■ Extracted records:
-------

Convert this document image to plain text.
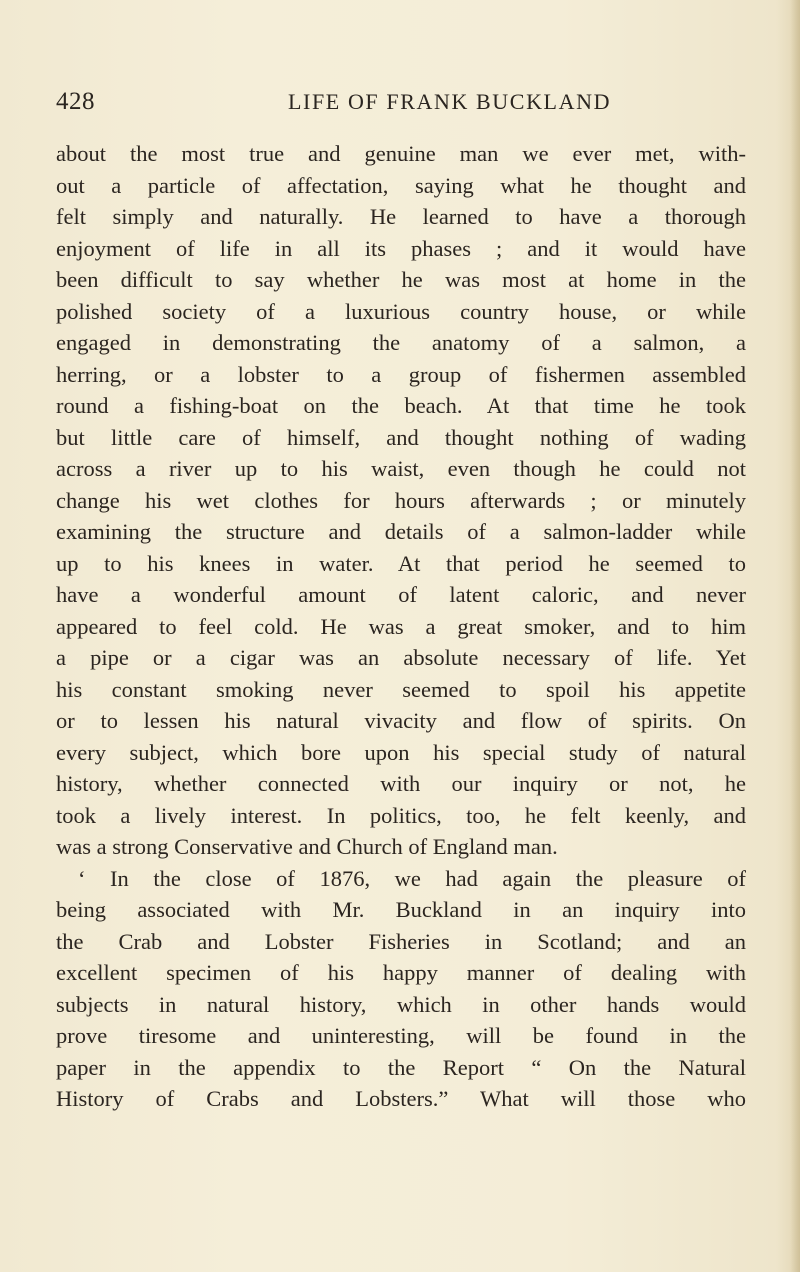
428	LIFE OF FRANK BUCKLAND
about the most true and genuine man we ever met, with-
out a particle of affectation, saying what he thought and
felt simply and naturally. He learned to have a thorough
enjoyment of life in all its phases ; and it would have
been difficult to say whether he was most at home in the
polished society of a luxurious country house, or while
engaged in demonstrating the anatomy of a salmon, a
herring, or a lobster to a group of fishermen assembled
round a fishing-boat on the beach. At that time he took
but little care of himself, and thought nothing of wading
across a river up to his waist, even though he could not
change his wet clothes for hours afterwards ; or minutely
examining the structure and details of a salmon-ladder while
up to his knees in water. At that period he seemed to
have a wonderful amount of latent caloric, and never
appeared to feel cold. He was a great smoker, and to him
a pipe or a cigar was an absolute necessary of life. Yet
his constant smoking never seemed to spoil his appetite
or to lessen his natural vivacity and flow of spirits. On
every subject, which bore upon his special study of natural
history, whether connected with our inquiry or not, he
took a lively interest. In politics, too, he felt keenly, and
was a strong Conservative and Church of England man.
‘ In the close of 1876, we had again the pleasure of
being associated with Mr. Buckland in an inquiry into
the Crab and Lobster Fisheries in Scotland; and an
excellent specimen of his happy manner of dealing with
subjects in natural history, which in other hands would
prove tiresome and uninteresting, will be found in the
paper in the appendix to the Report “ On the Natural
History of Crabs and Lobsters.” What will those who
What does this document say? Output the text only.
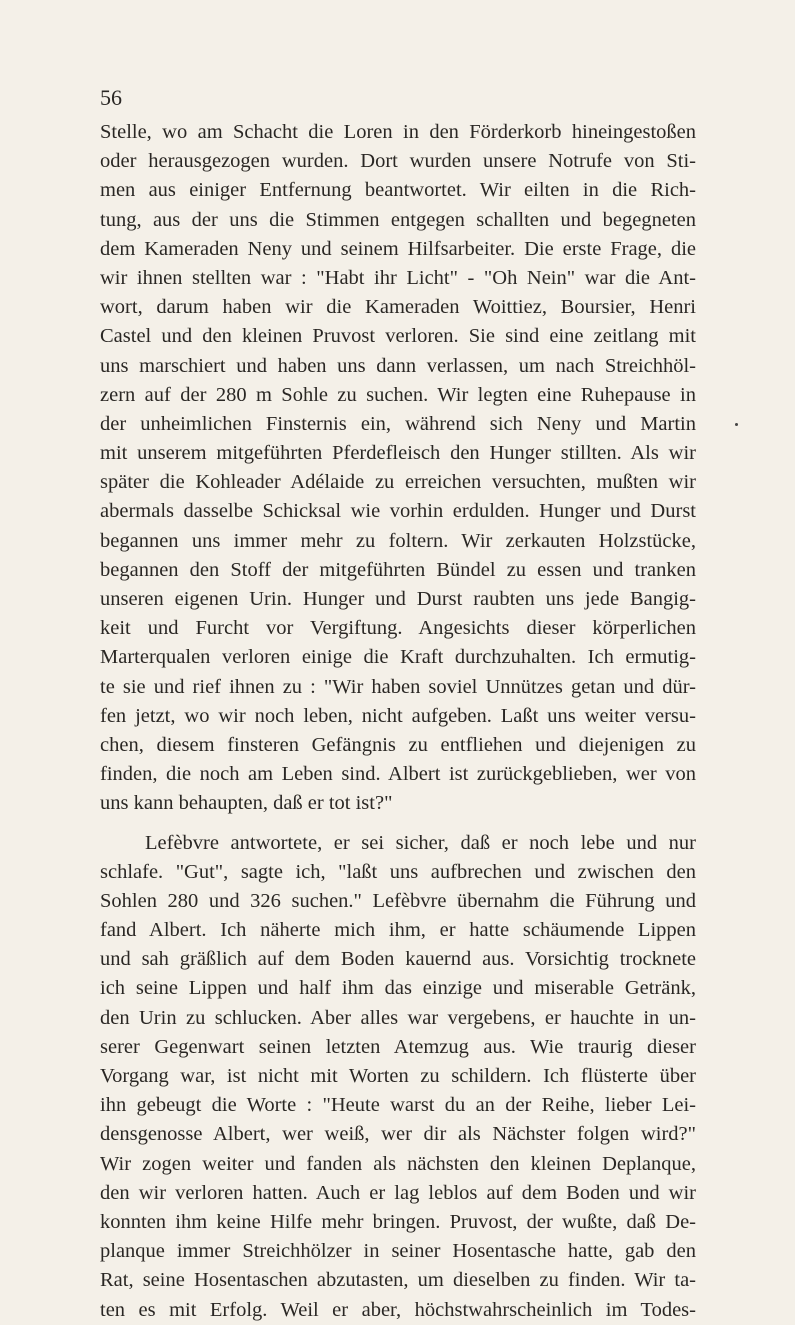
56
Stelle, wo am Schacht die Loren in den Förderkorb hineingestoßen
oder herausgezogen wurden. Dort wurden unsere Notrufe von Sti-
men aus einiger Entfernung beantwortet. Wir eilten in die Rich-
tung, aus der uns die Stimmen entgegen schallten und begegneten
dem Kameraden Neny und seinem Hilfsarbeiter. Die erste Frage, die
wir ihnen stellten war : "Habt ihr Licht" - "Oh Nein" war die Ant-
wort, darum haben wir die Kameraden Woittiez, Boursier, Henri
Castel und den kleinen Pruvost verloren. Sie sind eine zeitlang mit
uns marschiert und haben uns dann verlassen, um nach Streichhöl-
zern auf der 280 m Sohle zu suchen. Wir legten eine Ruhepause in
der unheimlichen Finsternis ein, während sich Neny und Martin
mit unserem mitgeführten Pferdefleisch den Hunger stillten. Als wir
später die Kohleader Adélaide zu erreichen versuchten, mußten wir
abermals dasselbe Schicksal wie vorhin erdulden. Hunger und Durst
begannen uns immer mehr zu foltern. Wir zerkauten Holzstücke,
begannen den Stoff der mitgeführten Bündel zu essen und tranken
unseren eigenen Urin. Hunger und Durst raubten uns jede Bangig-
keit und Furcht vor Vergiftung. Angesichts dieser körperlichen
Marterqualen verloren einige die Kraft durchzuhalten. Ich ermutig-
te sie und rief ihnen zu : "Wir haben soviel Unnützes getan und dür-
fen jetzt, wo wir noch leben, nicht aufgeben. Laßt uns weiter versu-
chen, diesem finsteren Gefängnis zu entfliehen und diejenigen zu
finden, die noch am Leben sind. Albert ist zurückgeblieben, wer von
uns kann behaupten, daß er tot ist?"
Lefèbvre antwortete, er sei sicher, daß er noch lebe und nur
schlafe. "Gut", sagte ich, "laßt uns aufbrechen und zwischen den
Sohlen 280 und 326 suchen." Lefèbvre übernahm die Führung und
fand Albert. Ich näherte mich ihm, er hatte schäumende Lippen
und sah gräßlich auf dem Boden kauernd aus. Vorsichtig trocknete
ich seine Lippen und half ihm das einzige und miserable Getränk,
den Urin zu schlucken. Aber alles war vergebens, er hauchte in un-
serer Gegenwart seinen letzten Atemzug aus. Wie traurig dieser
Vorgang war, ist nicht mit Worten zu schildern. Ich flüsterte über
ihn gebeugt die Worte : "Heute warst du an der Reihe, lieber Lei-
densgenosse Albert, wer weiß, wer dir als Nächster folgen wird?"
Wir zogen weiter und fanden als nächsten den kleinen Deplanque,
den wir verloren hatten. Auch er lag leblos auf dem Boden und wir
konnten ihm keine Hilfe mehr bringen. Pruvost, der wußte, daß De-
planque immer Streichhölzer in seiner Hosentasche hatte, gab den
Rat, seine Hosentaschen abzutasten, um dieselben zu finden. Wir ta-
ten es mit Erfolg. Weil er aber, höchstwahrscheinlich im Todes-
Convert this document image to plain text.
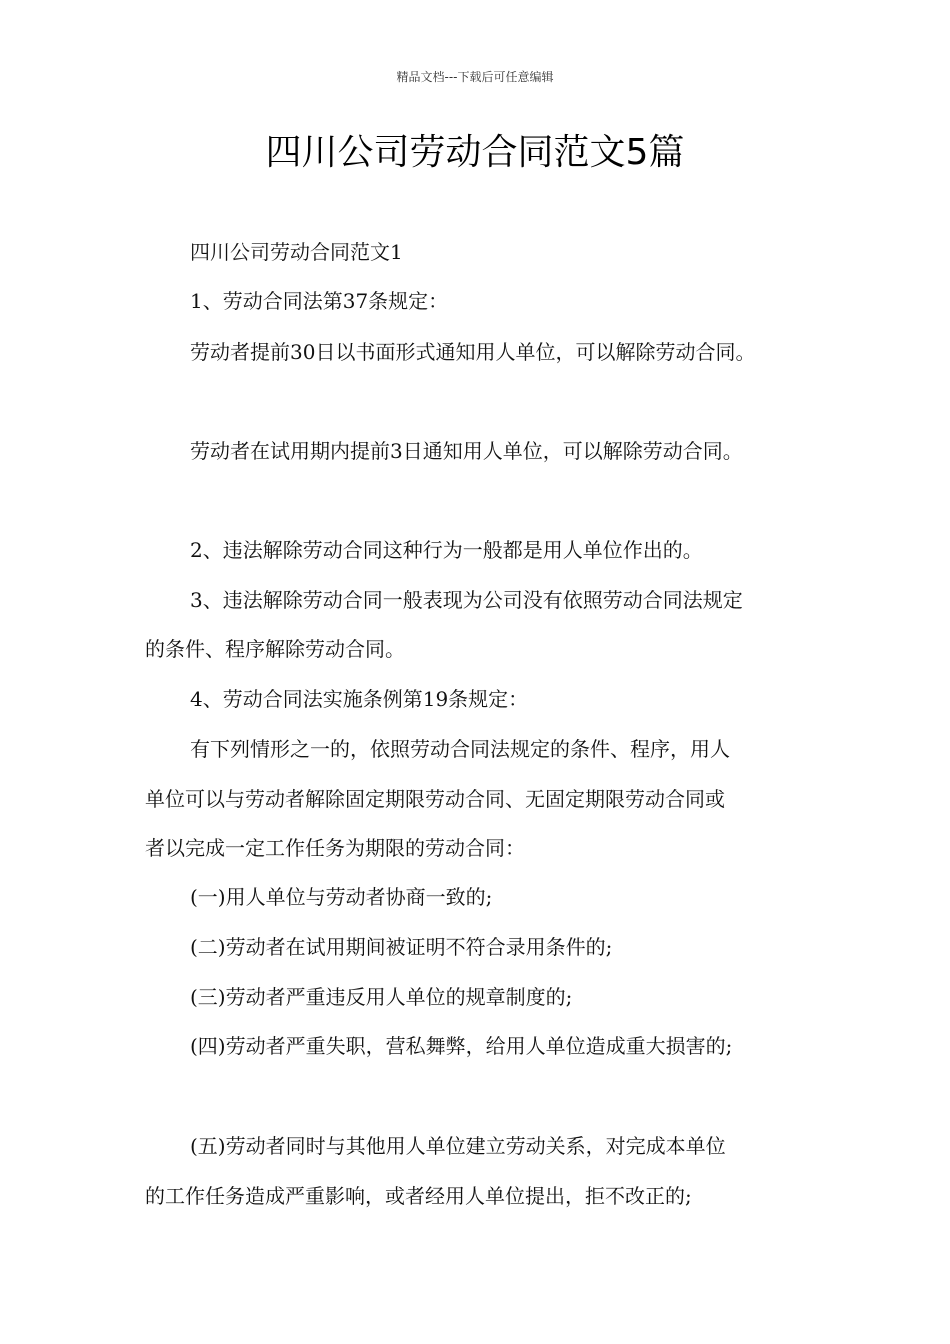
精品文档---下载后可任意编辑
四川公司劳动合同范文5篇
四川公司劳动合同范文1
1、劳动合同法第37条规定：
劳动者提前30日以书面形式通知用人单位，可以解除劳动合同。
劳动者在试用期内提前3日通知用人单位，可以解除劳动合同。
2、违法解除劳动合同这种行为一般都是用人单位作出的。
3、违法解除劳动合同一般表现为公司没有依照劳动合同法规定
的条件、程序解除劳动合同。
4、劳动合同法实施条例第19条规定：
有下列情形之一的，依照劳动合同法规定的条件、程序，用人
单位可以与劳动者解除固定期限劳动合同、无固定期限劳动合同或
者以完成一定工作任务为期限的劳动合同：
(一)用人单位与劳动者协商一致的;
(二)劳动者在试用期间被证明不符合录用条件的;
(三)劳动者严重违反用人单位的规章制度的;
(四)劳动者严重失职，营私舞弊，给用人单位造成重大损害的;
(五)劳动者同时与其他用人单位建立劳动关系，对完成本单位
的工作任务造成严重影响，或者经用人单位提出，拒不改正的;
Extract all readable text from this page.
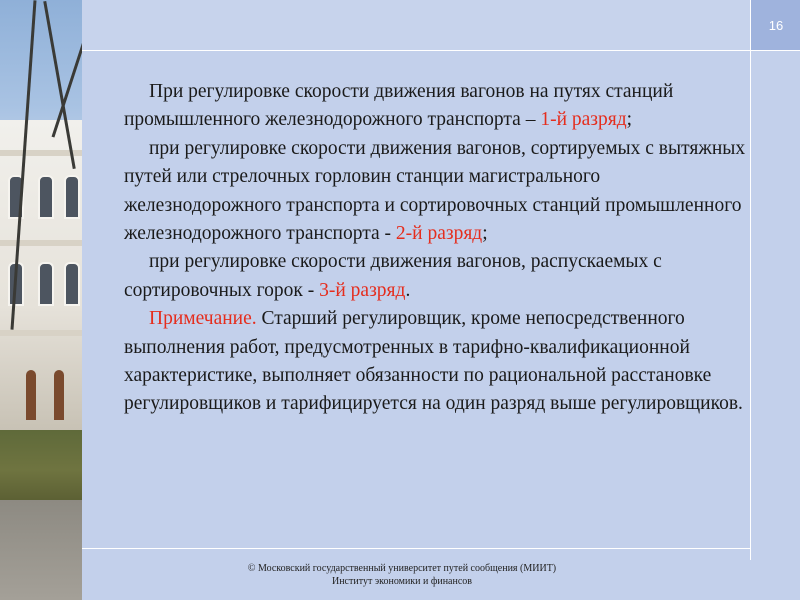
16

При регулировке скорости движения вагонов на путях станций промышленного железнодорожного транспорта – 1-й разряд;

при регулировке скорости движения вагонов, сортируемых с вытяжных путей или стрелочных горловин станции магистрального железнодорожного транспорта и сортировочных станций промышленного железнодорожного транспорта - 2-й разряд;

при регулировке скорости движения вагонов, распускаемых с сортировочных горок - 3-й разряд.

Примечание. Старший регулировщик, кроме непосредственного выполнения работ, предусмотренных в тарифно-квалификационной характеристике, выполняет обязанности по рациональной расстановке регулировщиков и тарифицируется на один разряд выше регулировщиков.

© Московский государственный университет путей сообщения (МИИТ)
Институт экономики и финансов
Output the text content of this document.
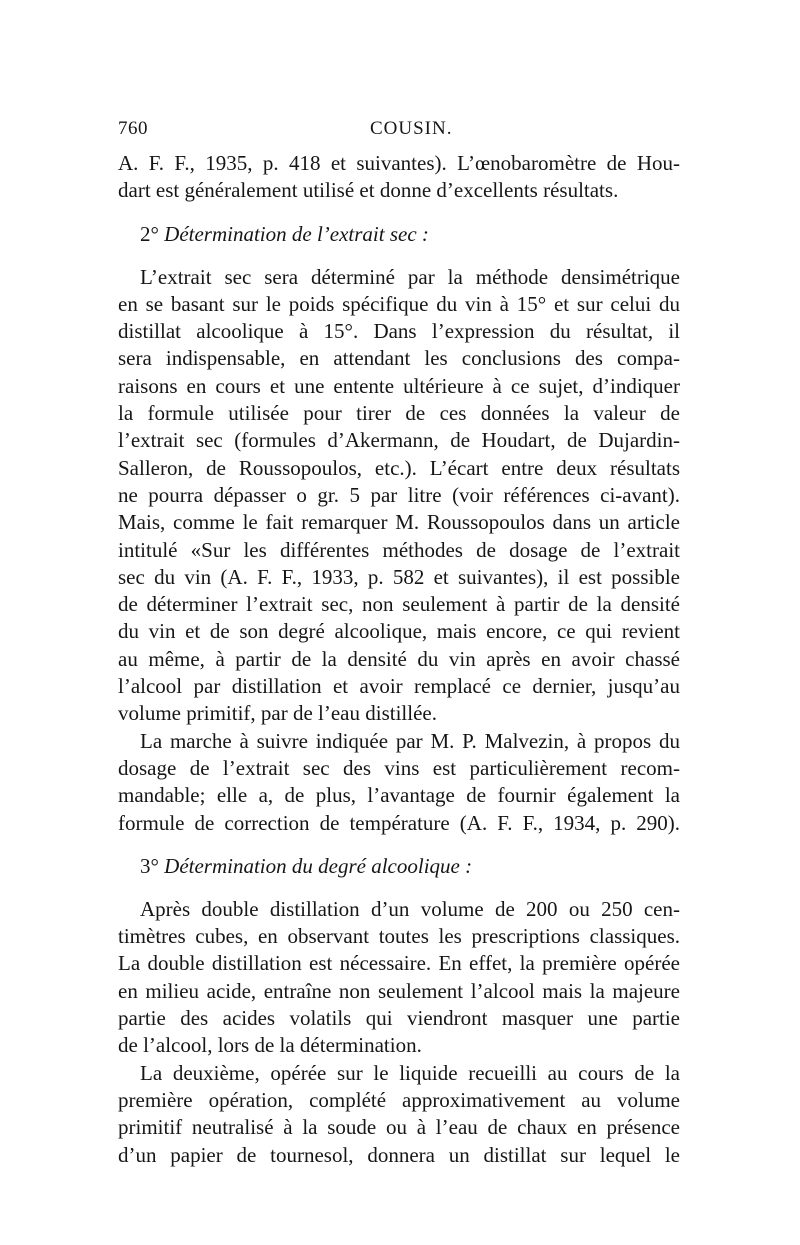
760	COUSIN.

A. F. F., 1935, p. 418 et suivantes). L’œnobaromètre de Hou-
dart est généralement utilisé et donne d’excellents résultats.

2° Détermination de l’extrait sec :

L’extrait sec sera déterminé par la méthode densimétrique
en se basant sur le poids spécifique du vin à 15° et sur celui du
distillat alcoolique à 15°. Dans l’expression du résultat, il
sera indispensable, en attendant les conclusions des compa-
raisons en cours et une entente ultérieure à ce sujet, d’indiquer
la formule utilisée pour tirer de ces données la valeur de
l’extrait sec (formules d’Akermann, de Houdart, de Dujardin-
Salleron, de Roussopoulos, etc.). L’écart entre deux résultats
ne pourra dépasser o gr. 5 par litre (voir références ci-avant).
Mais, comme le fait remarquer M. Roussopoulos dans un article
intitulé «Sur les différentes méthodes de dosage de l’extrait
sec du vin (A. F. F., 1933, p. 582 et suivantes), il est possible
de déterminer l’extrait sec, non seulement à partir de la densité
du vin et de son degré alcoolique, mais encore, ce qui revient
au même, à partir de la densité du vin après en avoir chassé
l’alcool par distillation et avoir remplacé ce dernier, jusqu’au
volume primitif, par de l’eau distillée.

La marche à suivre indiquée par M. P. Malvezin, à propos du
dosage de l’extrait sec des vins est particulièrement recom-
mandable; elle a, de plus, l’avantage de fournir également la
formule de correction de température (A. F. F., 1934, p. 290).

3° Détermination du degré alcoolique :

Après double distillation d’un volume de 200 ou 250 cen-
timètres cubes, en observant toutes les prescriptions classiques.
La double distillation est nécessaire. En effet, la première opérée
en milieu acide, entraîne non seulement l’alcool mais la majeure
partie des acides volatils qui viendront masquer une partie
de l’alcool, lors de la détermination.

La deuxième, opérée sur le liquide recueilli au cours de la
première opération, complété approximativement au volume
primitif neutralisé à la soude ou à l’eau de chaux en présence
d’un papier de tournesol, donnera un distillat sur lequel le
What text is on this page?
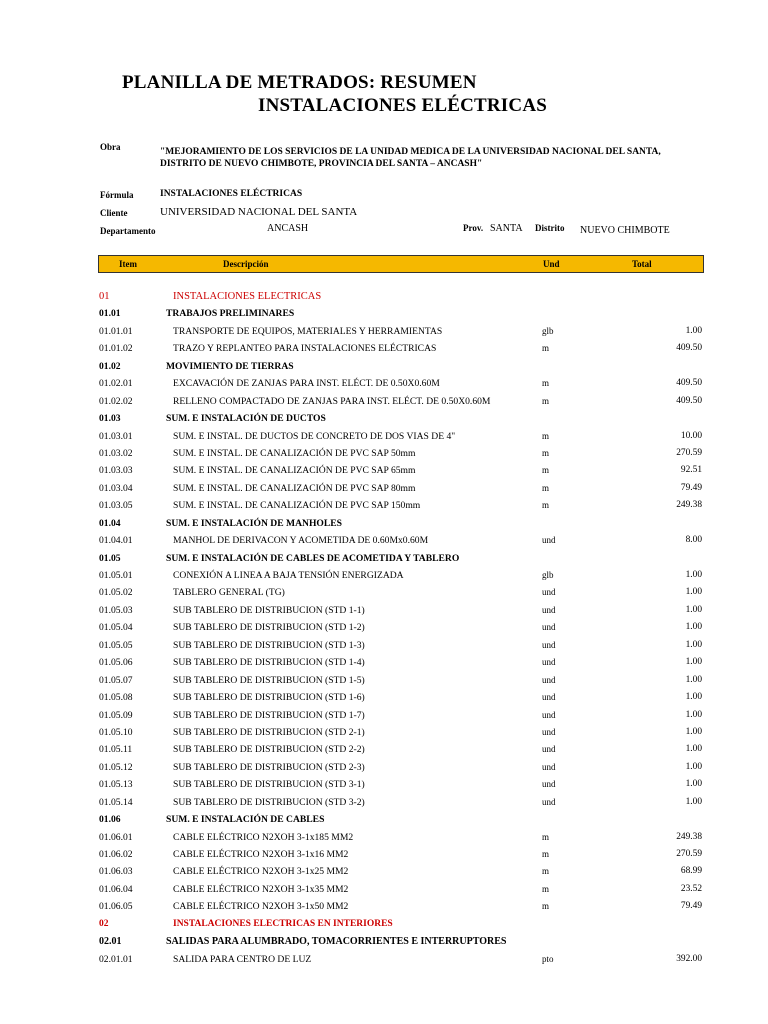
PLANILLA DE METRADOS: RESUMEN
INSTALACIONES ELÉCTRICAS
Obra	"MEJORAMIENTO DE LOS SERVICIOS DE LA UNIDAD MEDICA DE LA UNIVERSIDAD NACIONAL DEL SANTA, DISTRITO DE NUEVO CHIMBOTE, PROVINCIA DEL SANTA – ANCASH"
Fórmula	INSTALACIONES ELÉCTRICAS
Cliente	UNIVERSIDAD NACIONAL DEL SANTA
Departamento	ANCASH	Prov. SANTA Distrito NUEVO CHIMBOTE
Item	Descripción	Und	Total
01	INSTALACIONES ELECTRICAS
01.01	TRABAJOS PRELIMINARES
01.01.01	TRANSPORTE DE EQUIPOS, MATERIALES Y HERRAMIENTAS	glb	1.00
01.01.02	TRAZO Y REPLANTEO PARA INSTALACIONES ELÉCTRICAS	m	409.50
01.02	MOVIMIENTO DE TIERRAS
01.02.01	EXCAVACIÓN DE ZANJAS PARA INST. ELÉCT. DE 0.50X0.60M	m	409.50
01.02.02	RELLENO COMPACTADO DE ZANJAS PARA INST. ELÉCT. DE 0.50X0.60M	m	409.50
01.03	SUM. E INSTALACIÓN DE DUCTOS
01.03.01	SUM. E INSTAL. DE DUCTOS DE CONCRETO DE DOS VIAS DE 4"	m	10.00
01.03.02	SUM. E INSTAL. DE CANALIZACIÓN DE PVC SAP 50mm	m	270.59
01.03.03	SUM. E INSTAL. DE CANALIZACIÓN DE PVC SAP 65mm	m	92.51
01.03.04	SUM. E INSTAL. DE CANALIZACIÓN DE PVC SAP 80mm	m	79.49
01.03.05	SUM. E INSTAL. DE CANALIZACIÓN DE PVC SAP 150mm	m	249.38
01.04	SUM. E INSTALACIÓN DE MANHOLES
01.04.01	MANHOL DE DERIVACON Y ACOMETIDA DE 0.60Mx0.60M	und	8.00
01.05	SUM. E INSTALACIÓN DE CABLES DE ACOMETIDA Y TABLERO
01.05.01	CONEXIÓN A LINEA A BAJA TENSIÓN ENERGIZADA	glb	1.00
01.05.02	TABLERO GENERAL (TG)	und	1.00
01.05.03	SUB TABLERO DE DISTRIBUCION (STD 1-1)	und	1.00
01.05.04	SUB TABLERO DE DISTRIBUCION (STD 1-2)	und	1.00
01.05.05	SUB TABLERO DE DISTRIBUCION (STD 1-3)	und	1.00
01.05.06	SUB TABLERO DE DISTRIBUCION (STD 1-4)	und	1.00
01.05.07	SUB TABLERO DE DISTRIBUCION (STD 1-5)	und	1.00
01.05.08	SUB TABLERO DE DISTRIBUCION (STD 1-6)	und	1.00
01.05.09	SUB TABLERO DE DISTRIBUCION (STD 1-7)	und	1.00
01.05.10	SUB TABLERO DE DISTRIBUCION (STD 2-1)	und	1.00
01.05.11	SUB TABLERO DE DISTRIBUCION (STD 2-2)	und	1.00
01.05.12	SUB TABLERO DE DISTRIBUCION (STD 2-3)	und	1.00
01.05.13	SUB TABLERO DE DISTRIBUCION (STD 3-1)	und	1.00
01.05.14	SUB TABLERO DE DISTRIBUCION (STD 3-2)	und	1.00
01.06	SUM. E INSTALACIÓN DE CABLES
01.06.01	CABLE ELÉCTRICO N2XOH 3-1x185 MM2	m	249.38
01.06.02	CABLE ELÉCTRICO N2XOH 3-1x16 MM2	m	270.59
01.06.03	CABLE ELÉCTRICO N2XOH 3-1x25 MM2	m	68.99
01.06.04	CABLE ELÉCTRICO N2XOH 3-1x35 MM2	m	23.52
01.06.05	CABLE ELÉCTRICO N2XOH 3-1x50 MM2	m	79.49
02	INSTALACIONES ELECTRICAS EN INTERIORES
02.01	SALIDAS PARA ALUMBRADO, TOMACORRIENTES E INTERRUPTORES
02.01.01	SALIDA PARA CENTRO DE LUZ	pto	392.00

-------

■ What the exercise asks:
Copy every line of the entries above in which "железнодорожного" occurs.

■ Solution to this problem:
При регулировке скорости движения вагонов на путях станций промышленного железнодорожного транспорта – 1-й разряд;
при регулировке скорости движения вагонов, сортируемых с вытяжных путей или стрелочных горловин станции магистрального железнодорожного транспорта и сортировочных станций промышленного железнодорожного транспорта - 2-й разряд;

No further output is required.